Write out every entry precisely as given, leaving the pictures out.

### RECORD LIST ###

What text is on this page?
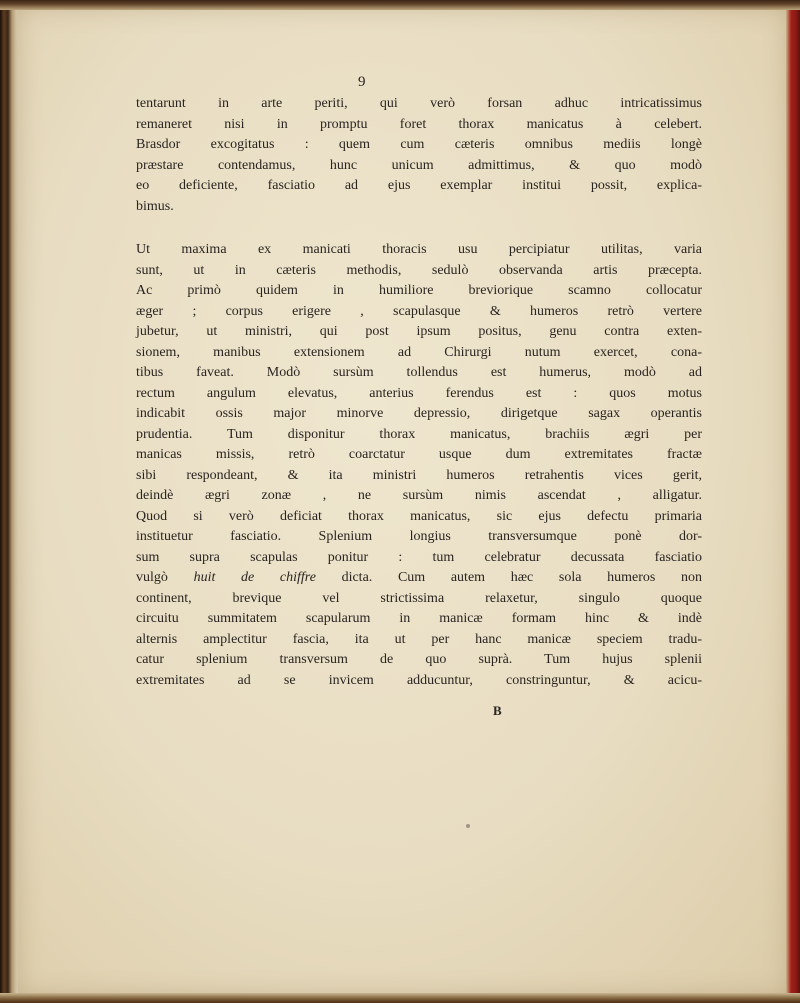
9

tentarunt in arte periti, qui verò forsan adhuc intricatissimus
remaneret nisi in promptu foret thorax manicatus à celebert.
Brasdor excogitatus : quem cum cæteris omnibus mediis longè
præstare contendamus, hunc unicum admittimus, & quo modò
eo deficiente, fasciatio ad ejus exemplar institui possit, explica-
bimus.
Ut maxima ex manicati thoracis usu percipiatur utilitas, varia
sunt, ut in cæteris methodis, sedulò observanda artis præcepta.
Ac primò quidem in humiliore breviorique scamno collocatur
æger ; corpus erigere , scapulasque & humeros retrò vertere
jubetur, ut ministri, qui post ipsum positus, genu contra exten-
sionem, manibus extensionem ad Chirurgi nutum exercet, cona-
tibus faveat. Modò sursùm tollendus est humerus, modò ad
rectum angulum elevatus, anterius ferendus est : quos motus
indicabit ossis major minorve depressio, dirigetque sagax operantis
prudentia. Tum disponitur thorax manicatus, brachiis ægri per
manicas missis, retrò coarctatur usque dum extremitates fractæ
sibi respondeant, & ita ministri humeros retrahentis vices gerit,
deindè ægri zonæ , ne sursùm nimis ascendat , alligatur.
Quod si verò deficiat thorax manicatus, sic ejus defectu primaria
instituetur fasciatio. Splenium longius transversumque ponè dor-
sum supra scapulas ponitur : tum celebratur decussata fasciatio
vulgò huit de chiffre dicta. Cum autem hæc sola humeros non
continent, brevique vel strictissima relaxetur, singulo quoque
circuitu summitatem scapularum in manicæ formam hinc & indè
alternis amplectitur fascia, ita ut per hanc manicæ speciem tradu-
catur splenium transversum de quo suprà. Tum hujus splenii
extremitates ad se invicem adducuntur, constringuntur, & acicu-

B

###

[SOLUTION]
What text is on this page?
9

tentarunt in arte periti, qui verò forsan adhuc intricatissimus
remaneret nisi in promptu foret thorax manicatus à celebert.
Brasdor excogitatus : quem cum cæteris omnibus mediis longè
præstare contendamus, hunc unicum admittimus, & quo modò
eo deficiente, fasciatio ad ejus exemplar institui possit, explica-
bimus.
Ut maxima ex manicati thoracis usu percipiatur utilitas, varia
sunt, ut in cæteris methodis, sedulò observanda artis præcepta.
Ac primò quidem in humiliore breviorique scamno collocatur
æger ; corpus erigere , scapulasque & humeros retrò vertere
jubetur, ut ministri, qui post ipsum positus, genu contra exten-
sionem, manibus extensionem ad Chirurgi nutum exercet, cona-
tibus faveat. Modò sursùm tollendus est humerus, modò ad
rectum angulum elevatus, anterius ferendus est : quos motus
indicabit ossis major minorve depressio, dirigetque sagax operantis
prudentia. Tum disponitur thorax manicatus, brachiis ægri per
manicas missis, retrò coarctatur usque dum extremitates fractæ
sibi respondeant, & ita ministri humeros retrahentis vices gerit,
deindè ægri zonæ , ne sursùm nimis ascendat , alligatur.
Quod si verò deficiat thorax manicatus, sic ejus defectu primaria
instituetur fasciatio. Splenium longius transversumque ponè dor-
sum supra scapulas ponitur : tum celebratur decussata fasciatio
vulgò huit de chiffre dicta. Cum autem hæc sola humeros non
continent, brevique vel strictissima relaxetur, singulo quoque
circuitu summitatem scapularum in manicæ formam hinc & indè
alternis amplectitur fascia, ita ut per hanc manicæ speciem tradu-
catur splenium transversum de quo suprà. Tum hujus splenii
extremitates ad se invicem adducuntur, constringuntur, & acicu-

B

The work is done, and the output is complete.